Exercises:
1. Reproduce the stretch of the passage on public funding of political parties from "There are divergent" through "can be done?".
2. For each statement below, state whether it agrees with the passage on public funding of political parties. Answer yes or no and quote the deciding words. (a) Public funding can make party and candidate finance more transparent. (b) The passage recommends that state funding be available to every party contesting elections. (c) Opponents warn that state funding would draw groups into politics merely to obtain state funds.

Why public funding is good?

  • Political parties and candidates need money for their electoral campaigns, to keep contacts with their constituencies, to prepare policy decisions and to pay professional staff. Therefore, public funding is a natural and necessary cost of democracy.
  • Public funding can limit the influence of interested money and thereby help curb corruption.
  • Public funding can increase transparency in party and candidate finance and thereby help curb corruption.
  • If parties and candidates are financed with only private funds, economical inequalities in the society might translate into political inequalities in government.
  • In societies where many citizens are under or just above the poverty line, they cannot be expected to donate large amounts of money to political parties or candidates. If parties and candidates receive at least a basic amount of money from the State the country could have a functioning multi-party system without people having to give up their scarce resources.


Is it a good idea?

There are divergent views on the efficacy of state funding of elections. Some have been dismissive of the idea. Those against this idea wonder how a Government that is grappling with deficit budgets, can provide money to political parties to contest elections.

  • They also warn that state funding would encourage every second outfit to get into the political arena merely to avail of state funds.
  • Also, given that state expenditure on key social sectors such as primary healthcare is “pitifully small”, the very idea of the Government giving away money to political parties to contest polls, is revolting. Therefore, opponents ask the government to channelize public resources towards and not diverted from such essential services.


What can be done?

  • The government should consider state funding of political parties contesting elections. But such funding should be limited to parties recognised as ‘national’ or ‘State’ by the Election Commission of India, and to candidates directly fielded by such recognised parties.

Data to examine:
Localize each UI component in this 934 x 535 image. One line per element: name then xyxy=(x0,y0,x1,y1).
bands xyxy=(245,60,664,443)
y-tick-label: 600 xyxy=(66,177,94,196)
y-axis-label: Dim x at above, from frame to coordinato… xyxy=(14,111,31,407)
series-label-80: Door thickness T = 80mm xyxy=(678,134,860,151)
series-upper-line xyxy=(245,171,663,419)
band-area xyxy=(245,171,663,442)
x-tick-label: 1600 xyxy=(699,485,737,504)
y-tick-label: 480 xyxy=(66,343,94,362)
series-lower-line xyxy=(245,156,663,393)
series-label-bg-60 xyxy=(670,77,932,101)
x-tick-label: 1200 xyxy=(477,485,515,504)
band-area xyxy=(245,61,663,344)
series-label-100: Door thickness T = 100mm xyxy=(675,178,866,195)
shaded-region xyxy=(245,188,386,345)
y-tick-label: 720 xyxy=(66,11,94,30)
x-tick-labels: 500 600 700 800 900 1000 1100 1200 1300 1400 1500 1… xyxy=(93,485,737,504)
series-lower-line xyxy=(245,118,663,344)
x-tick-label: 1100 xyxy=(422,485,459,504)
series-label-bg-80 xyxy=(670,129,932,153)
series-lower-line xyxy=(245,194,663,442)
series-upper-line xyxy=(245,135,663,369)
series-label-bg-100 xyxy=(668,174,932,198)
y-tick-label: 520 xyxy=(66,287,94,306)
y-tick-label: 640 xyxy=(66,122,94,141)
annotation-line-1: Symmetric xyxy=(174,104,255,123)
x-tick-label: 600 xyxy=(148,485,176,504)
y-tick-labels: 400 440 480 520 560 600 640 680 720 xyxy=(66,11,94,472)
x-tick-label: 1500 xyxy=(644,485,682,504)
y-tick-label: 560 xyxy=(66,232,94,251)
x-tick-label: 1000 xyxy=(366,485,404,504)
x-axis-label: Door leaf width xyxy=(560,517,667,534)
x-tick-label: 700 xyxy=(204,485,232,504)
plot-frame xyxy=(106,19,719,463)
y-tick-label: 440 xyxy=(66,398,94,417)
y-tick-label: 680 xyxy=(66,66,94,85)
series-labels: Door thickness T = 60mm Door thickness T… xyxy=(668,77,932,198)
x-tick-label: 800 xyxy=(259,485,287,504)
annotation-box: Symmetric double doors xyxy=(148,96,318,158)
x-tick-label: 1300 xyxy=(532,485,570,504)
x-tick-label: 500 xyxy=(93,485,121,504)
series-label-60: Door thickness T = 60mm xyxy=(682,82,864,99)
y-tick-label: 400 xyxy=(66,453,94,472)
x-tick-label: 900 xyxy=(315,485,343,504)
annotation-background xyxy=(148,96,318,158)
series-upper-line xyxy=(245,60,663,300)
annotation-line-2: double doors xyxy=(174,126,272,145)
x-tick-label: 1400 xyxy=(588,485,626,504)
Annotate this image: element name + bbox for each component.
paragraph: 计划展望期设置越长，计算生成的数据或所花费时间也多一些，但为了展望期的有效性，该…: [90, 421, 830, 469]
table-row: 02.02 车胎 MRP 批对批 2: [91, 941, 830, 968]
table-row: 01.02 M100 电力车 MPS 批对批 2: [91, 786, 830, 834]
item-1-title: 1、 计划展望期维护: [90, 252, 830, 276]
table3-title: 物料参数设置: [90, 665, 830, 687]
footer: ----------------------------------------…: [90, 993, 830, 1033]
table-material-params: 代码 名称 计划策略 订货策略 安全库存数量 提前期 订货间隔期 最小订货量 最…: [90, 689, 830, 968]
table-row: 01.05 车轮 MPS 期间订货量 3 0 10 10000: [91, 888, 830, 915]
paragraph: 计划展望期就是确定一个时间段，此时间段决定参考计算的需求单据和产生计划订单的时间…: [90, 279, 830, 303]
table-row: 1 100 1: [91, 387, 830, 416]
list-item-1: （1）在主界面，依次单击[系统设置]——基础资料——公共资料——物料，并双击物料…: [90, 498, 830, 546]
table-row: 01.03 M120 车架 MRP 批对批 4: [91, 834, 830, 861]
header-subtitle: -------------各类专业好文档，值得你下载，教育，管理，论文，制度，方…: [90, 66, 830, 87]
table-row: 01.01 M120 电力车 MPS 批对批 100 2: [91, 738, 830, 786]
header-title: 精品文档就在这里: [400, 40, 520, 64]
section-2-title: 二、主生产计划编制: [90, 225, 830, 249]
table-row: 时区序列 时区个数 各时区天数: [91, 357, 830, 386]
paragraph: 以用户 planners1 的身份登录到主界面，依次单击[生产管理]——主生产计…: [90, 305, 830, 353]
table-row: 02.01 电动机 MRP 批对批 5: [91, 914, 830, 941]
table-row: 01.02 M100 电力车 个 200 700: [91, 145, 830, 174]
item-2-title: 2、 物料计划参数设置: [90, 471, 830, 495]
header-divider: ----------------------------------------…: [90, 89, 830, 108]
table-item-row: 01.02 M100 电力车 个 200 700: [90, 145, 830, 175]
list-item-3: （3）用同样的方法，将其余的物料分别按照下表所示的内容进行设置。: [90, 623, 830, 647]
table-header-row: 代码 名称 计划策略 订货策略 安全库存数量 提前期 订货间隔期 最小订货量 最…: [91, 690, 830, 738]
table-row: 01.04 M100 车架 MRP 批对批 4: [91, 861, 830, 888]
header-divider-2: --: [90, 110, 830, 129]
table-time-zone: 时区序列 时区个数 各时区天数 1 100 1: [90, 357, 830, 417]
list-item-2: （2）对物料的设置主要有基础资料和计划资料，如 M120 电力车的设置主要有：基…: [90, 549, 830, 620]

List of answers:
1.
There are divergent views on the efficacy of state funding of elections. Some have been dismissive of the idea. Those against this idea wonder how a Government that is grappling with deficit budgets, can provide money to political parties to contest elections.

  • They also warn that state funding would encourage every second outfit to get into the political arena merely to avail of state funds.
  • Also, given that state expenditure on key social sectors such as primary healthcare is “pitifully small”, the very idea of the Government giving away money to political parties to contest polls, is revolting. Therefore, opponents ask the government to channelize public resources towards and not diverted from such essential services.


What can be done?

2.
(a) Yes: "Public funding can increase transparency in party and candidate finance and thereby help curb corruption."
(b) No: "But such funding should be limited to parties recognised as ‘national’ or ‘State’ by the Election Commission of India, and to candidates directly fielded by such recognised parties."
(c) Yes: "They also warn that state funding would encourage every second outfit to get into the political arena merely to avail of state funds."